= Problem =
Please write out the complete listing that follows, exactly as it reads.

= Recorded data =

———

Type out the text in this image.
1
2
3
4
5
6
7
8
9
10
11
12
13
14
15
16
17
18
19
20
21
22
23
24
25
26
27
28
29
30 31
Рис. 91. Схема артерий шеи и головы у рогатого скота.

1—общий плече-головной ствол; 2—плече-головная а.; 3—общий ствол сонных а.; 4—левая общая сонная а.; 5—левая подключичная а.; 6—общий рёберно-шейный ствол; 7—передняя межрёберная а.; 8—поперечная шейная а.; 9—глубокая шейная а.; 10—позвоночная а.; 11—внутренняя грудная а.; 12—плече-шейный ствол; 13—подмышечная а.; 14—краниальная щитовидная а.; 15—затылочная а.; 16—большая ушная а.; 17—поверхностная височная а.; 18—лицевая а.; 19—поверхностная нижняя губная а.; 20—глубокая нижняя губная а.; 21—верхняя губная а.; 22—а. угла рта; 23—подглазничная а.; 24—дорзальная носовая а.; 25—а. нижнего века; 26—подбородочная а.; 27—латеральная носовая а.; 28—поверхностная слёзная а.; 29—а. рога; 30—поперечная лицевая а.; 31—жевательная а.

———

= Task response =
Type out the text in this image.
1
2
3
4
5
6
7
8
9
10
11
12
13
14
15
16
17
18
19
20
21
22
23
24
25
26
27
28
29
30 31
Рис. 91. Схема артерий шеи и головы у рогатого скота.

1—общий плече-головной ствол; 2—плече-головная а.; 3—общий ствол сонных а.; 4—левая общая сонная а.; 5—левая подключичная а.; 6—общий рёберно-шейный ствол; 7—передняя межрёберная а.; 8—поперечная шейная а.; 9—глубокая шейная а.; 10—позвоночная а.; 11—внутренняя грудная а.; 12—плече-шейный ствол; 13—подмышечная а.; 14—краниальная щитовидная а.; 15—затылочная а.; 16—большая ушная а.; 17—поверхностная височная а.; 18—лицевая а.; 19—поверхностная нижняя губная а.; 20—глубокая нижняя губная а.; 21—верхняя губная а.; 22—а. угла рта; 23—подглазничная а.; 24—дорзальная носовая а.; 25—а. нижнего века; 26—подбородочная а.; 27—латеральная носовая а.; 28—поверхностная слёзная а.; 29—а. рога; 30—поперечная лицевая а.; 31—жевательная а.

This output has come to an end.